» **THE TASK**
Across the entries, count the lines that include "Like" and report only that number.

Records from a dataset
********************
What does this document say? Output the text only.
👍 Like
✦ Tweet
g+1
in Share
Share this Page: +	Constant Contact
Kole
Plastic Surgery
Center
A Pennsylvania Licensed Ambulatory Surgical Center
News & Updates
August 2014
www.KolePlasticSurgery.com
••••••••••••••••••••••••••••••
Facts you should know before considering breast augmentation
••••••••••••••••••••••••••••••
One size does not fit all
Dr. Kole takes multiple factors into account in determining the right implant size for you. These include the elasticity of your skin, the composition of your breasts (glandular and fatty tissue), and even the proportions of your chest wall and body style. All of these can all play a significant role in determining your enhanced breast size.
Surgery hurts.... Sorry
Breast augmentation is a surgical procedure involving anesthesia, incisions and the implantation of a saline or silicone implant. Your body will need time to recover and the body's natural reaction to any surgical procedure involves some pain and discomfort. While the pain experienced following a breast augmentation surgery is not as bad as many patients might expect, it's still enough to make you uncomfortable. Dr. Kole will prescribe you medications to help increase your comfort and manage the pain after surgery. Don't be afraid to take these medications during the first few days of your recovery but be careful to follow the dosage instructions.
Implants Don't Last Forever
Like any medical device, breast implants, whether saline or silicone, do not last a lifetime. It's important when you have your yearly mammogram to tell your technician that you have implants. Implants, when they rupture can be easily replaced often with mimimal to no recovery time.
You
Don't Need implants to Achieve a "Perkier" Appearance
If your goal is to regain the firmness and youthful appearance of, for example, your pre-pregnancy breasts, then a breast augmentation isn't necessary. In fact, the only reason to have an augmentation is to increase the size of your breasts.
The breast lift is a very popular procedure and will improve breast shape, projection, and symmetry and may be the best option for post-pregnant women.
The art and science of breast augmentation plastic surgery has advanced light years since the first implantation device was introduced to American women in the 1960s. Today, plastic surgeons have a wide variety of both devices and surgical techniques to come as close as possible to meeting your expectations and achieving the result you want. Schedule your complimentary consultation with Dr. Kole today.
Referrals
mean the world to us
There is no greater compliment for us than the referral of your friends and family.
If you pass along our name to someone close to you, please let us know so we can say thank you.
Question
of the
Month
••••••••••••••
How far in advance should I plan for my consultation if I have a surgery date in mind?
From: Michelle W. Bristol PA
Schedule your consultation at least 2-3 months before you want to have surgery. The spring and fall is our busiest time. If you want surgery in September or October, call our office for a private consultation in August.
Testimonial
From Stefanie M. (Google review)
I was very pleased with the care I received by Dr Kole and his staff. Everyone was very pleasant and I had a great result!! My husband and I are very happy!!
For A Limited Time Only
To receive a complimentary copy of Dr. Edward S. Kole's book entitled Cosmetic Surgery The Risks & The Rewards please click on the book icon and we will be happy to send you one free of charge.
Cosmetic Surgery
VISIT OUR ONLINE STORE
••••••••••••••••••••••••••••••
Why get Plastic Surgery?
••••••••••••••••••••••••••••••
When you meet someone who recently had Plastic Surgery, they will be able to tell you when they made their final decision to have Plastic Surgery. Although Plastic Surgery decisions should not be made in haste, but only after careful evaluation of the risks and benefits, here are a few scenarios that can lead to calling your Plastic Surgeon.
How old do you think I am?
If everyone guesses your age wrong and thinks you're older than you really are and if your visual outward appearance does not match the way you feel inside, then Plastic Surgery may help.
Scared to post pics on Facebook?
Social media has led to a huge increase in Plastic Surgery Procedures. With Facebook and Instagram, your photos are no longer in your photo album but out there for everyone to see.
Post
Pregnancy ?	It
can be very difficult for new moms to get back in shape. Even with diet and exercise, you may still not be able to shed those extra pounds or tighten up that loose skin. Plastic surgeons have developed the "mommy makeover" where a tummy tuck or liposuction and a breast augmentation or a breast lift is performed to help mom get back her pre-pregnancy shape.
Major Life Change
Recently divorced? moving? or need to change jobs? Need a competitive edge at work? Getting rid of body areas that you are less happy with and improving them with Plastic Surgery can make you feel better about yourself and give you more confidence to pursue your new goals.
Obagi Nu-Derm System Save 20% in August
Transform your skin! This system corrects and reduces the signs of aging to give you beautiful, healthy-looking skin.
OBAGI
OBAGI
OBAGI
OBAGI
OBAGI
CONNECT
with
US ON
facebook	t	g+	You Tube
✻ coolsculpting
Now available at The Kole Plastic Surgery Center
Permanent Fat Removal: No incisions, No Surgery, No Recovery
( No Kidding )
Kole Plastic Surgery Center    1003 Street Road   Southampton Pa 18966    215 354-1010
********************
» **PROBLEM SOLUTION**
2